SUPPLIED MATERIAL:
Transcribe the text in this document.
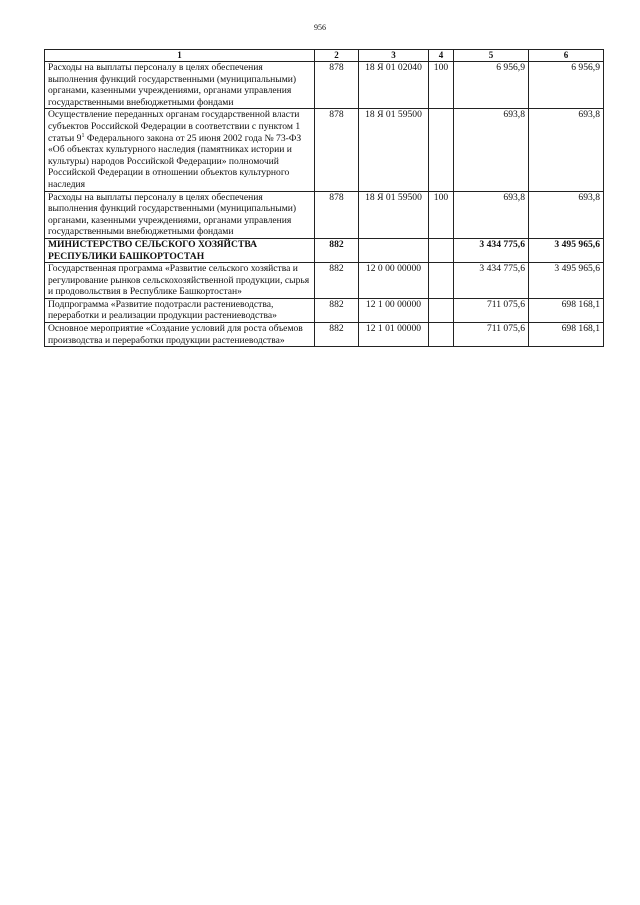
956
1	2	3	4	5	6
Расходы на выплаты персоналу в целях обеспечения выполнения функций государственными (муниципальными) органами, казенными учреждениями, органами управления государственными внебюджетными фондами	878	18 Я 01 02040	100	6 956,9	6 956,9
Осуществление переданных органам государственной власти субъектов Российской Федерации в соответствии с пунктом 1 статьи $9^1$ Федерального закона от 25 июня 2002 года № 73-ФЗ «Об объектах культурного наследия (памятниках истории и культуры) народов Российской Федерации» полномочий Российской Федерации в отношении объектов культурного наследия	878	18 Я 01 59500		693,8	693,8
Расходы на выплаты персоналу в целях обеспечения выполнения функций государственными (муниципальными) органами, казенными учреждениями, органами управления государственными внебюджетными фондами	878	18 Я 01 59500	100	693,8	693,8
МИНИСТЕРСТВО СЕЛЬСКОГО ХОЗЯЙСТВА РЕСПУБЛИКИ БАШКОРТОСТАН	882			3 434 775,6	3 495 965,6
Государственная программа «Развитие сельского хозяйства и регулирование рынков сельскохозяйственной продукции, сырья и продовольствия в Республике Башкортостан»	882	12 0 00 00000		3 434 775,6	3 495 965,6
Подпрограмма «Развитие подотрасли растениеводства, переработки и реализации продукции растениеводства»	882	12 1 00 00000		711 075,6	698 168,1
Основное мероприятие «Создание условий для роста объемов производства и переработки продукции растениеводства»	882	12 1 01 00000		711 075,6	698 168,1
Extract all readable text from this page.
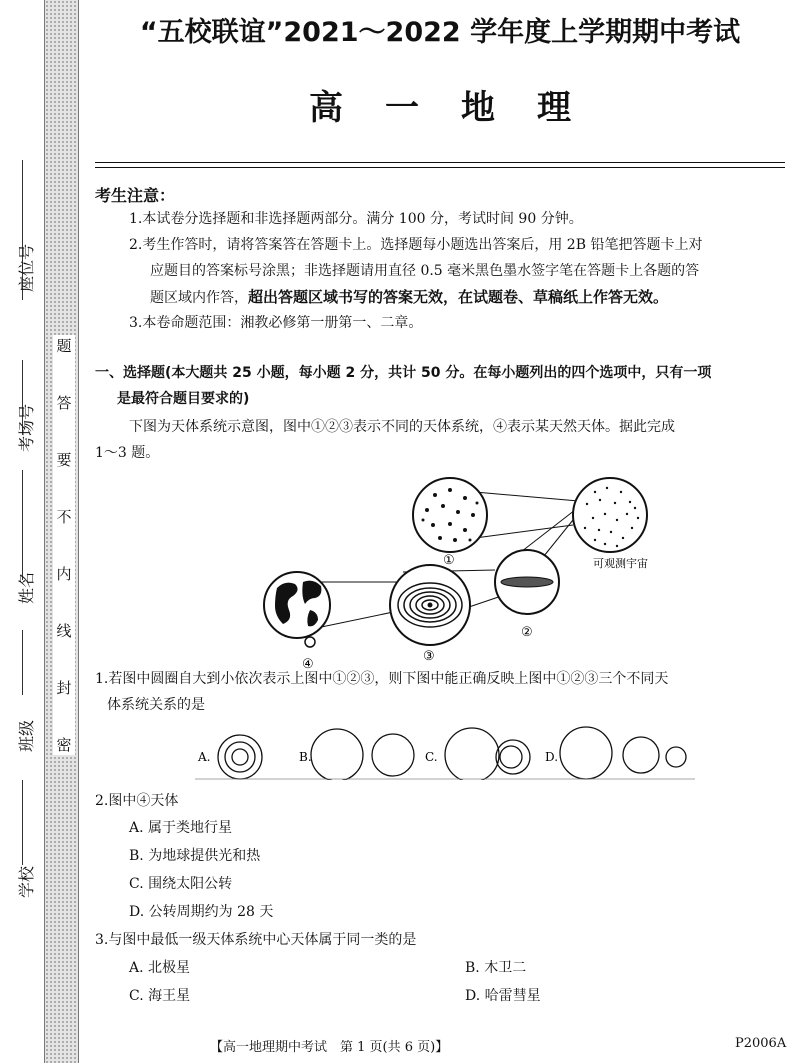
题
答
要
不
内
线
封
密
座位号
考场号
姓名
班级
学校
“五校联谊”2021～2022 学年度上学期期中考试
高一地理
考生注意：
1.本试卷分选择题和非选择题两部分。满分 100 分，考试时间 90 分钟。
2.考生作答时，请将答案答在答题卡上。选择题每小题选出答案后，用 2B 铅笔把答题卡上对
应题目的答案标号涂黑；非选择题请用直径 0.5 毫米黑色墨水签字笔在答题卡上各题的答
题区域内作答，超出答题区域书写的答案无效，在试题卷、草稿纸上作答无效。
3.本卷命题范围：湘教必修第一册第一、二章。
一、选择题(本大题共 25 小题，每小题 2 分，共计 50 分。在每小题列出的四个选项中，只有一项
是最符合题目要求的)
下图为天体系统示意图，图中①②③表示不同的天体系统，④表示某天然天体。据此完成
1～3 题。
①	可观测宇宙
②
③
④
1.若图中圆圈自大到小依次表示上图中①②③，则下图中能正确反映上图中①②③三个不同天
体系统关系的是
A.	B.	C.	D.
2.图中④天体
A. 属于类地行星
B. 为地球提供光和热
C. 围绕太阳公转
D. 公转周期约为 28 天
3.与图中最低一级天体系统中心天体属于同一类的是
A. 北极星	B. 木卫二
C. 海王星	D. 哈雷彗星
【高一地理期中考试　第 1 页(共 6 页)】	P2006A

---

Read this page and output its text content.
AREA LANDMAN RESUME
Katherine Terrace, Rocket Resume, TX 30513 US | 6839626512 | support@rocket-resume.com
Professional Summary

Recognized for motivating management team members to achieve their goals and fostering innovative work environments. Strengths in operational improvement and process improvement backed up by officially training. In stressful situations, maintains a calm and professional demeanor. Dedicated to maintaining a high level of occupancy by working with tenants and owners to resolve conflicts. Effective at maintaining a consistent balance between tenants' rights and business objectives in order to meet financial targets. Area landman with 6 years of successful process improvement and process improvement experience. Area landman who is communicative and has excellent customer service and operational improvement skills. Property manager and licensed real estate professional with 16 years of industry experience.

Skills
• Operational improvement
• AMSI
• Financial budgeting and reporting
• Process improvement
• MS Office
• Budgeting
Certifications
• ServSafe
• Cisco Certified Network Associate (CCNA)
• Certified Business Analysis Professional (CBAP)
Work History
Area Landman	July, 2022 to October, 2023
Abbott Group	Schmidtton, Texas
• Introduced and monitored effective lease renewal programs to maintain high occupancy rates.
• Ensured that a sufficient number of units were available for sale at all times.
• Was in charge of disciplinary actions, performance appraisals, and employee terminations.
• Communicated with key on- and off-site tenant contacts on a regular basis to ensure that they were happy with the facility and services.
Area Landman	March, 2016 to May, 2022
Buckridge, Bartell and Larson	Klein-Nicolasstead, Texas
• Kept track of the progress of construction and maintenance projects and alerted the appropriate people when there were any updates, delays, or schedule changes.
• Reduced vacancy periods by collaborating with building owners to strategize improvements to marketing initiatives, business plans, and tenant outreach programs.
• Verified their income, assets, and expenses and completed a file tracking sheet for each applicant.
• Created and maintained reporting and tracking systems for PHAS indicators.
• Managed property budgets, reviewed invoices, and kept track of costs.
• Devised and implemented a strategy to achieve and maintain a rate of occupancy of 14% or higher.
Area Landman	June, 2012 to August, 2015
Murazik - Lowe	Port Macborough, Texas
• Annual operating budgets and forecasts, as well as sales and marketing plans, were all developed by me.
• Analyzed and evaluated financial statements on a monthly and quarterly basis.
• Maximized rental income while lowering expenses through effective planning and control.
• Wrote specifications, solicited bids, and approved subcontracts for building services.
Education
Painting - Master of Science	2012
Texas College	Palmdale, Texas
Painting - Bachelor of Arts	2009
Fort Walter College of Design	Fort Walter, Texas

DIRECTIONS: Report each line of the material above where the word "выполнения" appears.

THE SOLUTION:
Расходы на выплаты персоналу в целях обеспечения выполнения функций государственными (муниципальными) органами, казенными учреждениями, органами управления государственными внебюджетными фондами	878	18 Я 01 02040	100	6 956,9	6 956,9
Расходы на выплаты персоналу в целях обеспечения выполнения функций государственными (муниципальными) органами, казенными учреждениями, органами управления государственными внебюджетными фондами	878	18 Я 01 59500	100	693,8	693,8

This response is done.